> **Written exercise**
Give the number of lines in the listing that hold the word "footer". Write nothing but that number.

--- begin Entries supplied ---

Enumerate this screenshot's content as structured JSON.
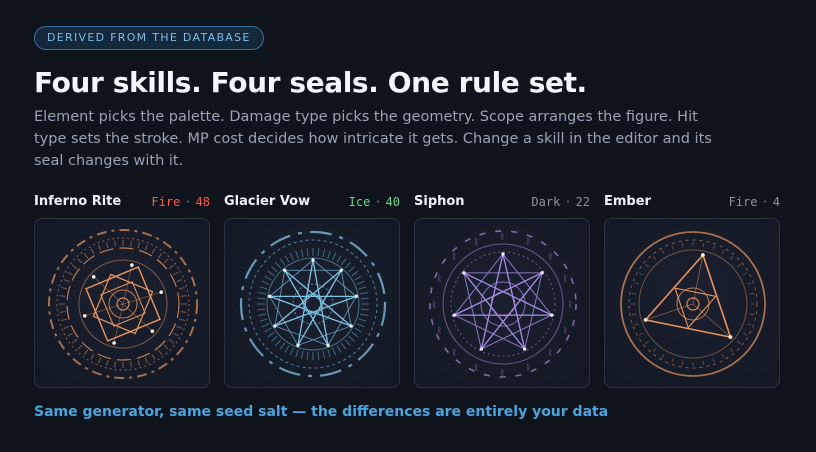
{
  "header": {
    "badge": "DERIVED FROM THE DATABASE",
    "title": "Four skills. Four seals. One rule set.",
    "description": "Element picks the palette. Damage type picks the geometry. Scope arranges the figure. Hit type sets the stroke. MP cost decides how intricate it gets. Change a skill in the editor and its seal changes with it."
  },
  "cards": [
    {
      "name": "Inferno Rite",
      "element": "Fire",
      "cost": "48",
      "element_color": "#ff5a4a",
      "seal_color": "#e9935a",
      "separator": "·",
      "icon": "inferno-seal-icon"
    },
    {
      "name": "Glacier Vow",
      "element": "Ice",
      "cost": "40",
      "element_color": "#5fdc8a",
      "seal_color": "#7cc4e6",
      "separator": "·",
      "icon": "glacier-seal-icon"
    },
    {
      "name": "Siphon",
      "element": "Dark",
      "cost": "22",
      "element_color": "#8a93a2",
      "seal_color": "#a98be6",
      "separator": "·",
      "icon": "siphon-seal-icon"
    },
    {
      "name": "Ember",
      "element": "Fire",
      "cost": "4",
      "element_color": "#8a93a2",
      "seal_color": "#e9935a",
      "separator": "·",
      "icon": "ember-seal-icon"
    }
  ],
  "footer": {
    "note": "Same generator, same seed salt — the differences are entirely your data"
  }
}
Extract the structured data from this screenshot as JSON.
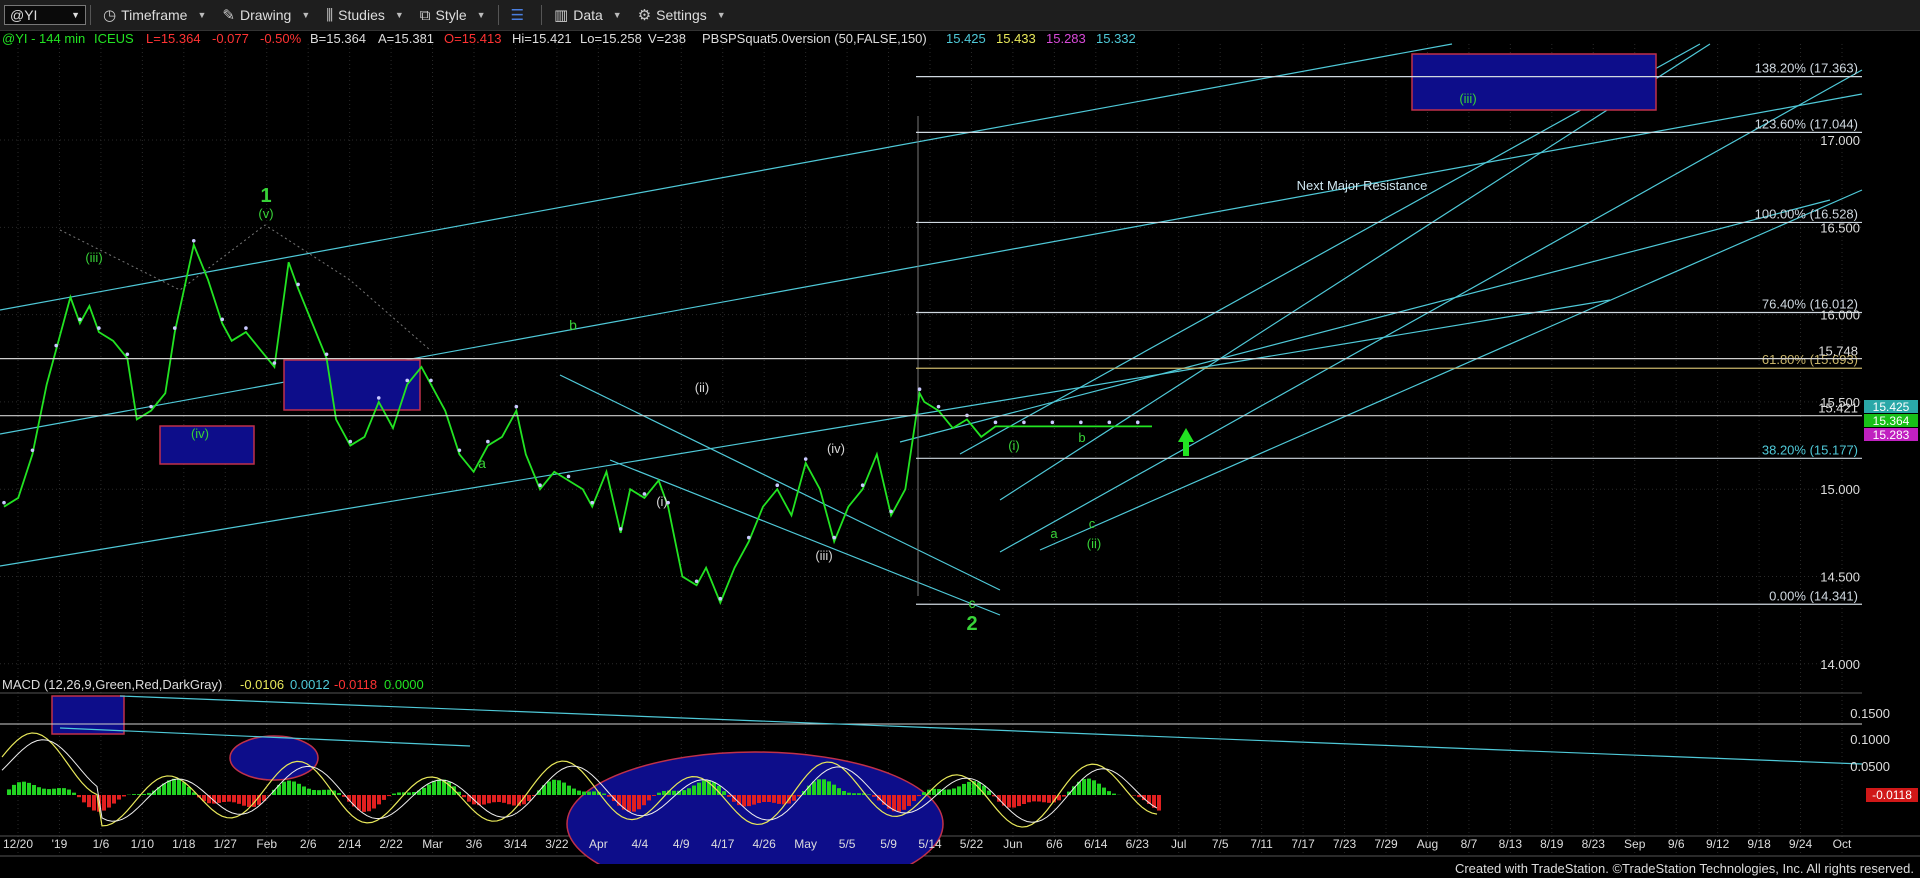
{
  "toolbar": {
    "symbol": "@YI",
    "timeframe": "Timeframe",
    "drawing": "Drawing",
    "studies": "Studies",
    "style": "Style",
    "data": "Data",
    "settings": "Settings"
  },
  "header": {
    "symbol": "@YI - 144 min",
    "exchange": "ICEUS",
    "last": "L=15.364",
    "change": "-0.077",
    "pct": "-0.50%",
    "bid": "B=15.364",
    "ask": "A=15.381",
    "open": "O=15.413",
    "high": "Hi=15.421",
    "low": "Lo=15.258",
    "volume": "V=238",
    "study": "PBSPSquat5.0version (50,FALSE,150)",
    "study_vals": [
      "15.425",
      "15.433",
      "15.283",
      "15.332"
    ]
  },
  "macd": {
    "label": "MACD (12,26,9,Green,Red,DarkGray)",
    "vals": [
      "-0.0106",
      "0.0012",
      "-0.0118",
      "0.0000"
    ],
    "axis_ticks": [
      "0.1500",
      "0.1000",
      "0.0500"
    ],
    "last_tag": "-0.0118"
  },
  "colors": {
    "price": "#22e322",
    "teal": "#4fc9d8",
    "fib": "#cfd8e0",
    "fib_gold": "#c8b46a",
    "box": "#0d0d8a",
    "box_border": "#c0314a",
    "wave_green": "#38d338",
    "wave_white": "#d8d8d8"
  },
  "chart_data": {
    "type": "line",
    "title": "",
    "ylim": [
      13.85,
      17.55
    ],
    "y_ticks": [
      14.0,
      14.5,
      15.0,
      15.5,
      16.0,
      16.5,
      17.0
    ],
    "y_tick_labels": [
      "14.000",
      "14.500",
      "15.000",
      "15.500",
      "16.000",
      "16.500",
      "17.000"
    ],
    "x_tick_labels": [
      "12/20",
      "'19",
      "1/6",
      "1/10",
      "1/18",
      "1/27",
      "Feb",
      "2/6",
      "2/14",
      "2/22",
      "Mar",
      "3/6",
      "3/14",
      "3/22",
      "Apr",
      "4/4",
      "4/9",
      "4/17",
      "4/26",
      "May",
      "5/5",
      "5/9",
      "5/14",
      "5/22",
      "Jun",
      "6/6",
      "6/14",
      "6/23",
      "Jul",
      "7/5",
      "7/11",
      "7/17",
      "7/23",
      "7/29",
      "Aug",
      "8/7",
      "8/13",
      "8/19",
      "8/23",
      "Sep",
      "9/6",
      "9/12",
      "9/18",
      "9/24",
      "Oct"
    ],
    "x_range": [
      0,
      100
    ],
    "series": [
      {
        "x": [
          0,
          1.5,
          3,
          4.5,
          5.5,
          7,
          8,
          9,
          10,
          11.5,
          13,
          14,
          15.5,
          17,
          18,
          19,
          20,
          21.5,
          23,
          24,
          25.5,
          27,
          28.5,
          30,
          31,
          32.5,
          34,
          35,
          36.5,
          38,
          39.5,
          41,
          42.5,
          44,
          45,
          46.5,
          48,
          49.5,
          51,
          52.5,
          54,
          55,
          56.5,
          58,
          59.5,
          61,
          62,
          63.5,
          65,
          66,
          67.5,
          69,
          70,
          71.5,
          73,
          74,
          75.5,
          77,
          78.5,
          80,
          81.5,
          83,
          84.5,
          86,
          87.5,
          89,
          90.5,
          92,
          93.5,
          95,
          96.5,
          97,
          98.5,
          100,
          101.5,
          103,
          104.5,
          106,
          107.5,
          109,
          110.5,
          112,
          113.5,
          115,
          116.5,
          118,
          119.5,
          121
        ],
        "y": [
          14.9,
          14.95,
          15.2,
          15.6,
          15.8,
          16.1,
          15.95,
          16.05,
          15.9,
          15.85,
          15.75,
          15.4,
          15.45,
          15.55,
          15.9,
          16.15,
          16.4,
          16.2,
          15.95,
          15.85,
          15.9,
          15.8,
          15.7,
          16.3,
          16.15,
          15.95,
          15.75,
          15.4,
          15.25,
          15.3,
          15.5,
          15.35,
          15.6,
          15.7,
          15.6,
          15.45,
          15.2,
          15.1,
          15.25,
          15.3,
          15.45,
          15.2,
          15.0,
          15.1,
          15.05,
          15.0,
          14.9,
          15.1,
          14.75,
          15.0,
          14.95,
          15.05,
          14.9,
          14.5,
          14.45,
          14.55,
          14.35,
          14.55,
          14.7,
          14.9,
          15.0,
          14.85,
          15.15,
          15.0,
          14.7,
          14.9,
          15.0,
          15.2,
          14.85,
          15.0,
          15.55,
          15.5,
          15.45,
          15.35,
          15.4,
          15.3,
          15.36,
          15.36,
          15.36,
          15.36,
          15.36,
          15.36,
          15.36,
          15.36,
          15.36,
          15.36,
          15.36,
          15.36
        ]
      }
    ],
    "fib_levels": [
      {
        "label": "138.20% (17.363)",
        "value": 17.363
      },
      {
        "label": "123.60% (17.044)",
        "value": 17.044
      },
      {
        "label": "100.00% (16.528)",
        "value": 16.528
      },
      {
        "label": "76.40% (16.012)",
        "value": 16.012
      },
      {
        "label": "61.80% (15.693)",
        "value": 15.693
      },
      {
        "label": "38.20% (15.177)",
        "value": 15.177
      },
      {
        "label": "0.00% (14.341)",
        "value": 14.341
      }
    ],
    "hlines": [
      {
        "label": "15.748",
        "value": 15.748
      },
      {
        "label": "15.421",
        "value": 15.421
      }
    ],
    "price_tags": [
      {
        "label": "15.425",
        "value": 15.425,
        "color": "#2aa8a8"
      },
      {
        "label": "15.364",
        "value": 15.364,
        "color": "#18c018"
      },
      {
        "label": "15.283",
        "value": 15.283,
        "color": "#c020c0"
      }
    ],
    "annotations": [
      "1",
      "(v)",
      "(iii)",
      "(iv)",
      "b",
      "a",
      "(ii)",
      "(i)",
      "(iv)",
      "(iii)",
      "c",
      "2",
      "(i)",
      "b",
      "a",
      "c",
      "(ii)",
      "(iii)",
      "Next Major Resistance"
    ]
  },
  "footer": "Created with TradeStation. ©TradeStation Technologies, Inc. All rights reserved."
}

--- end Entries supplied ---

> **Solution to this task**
2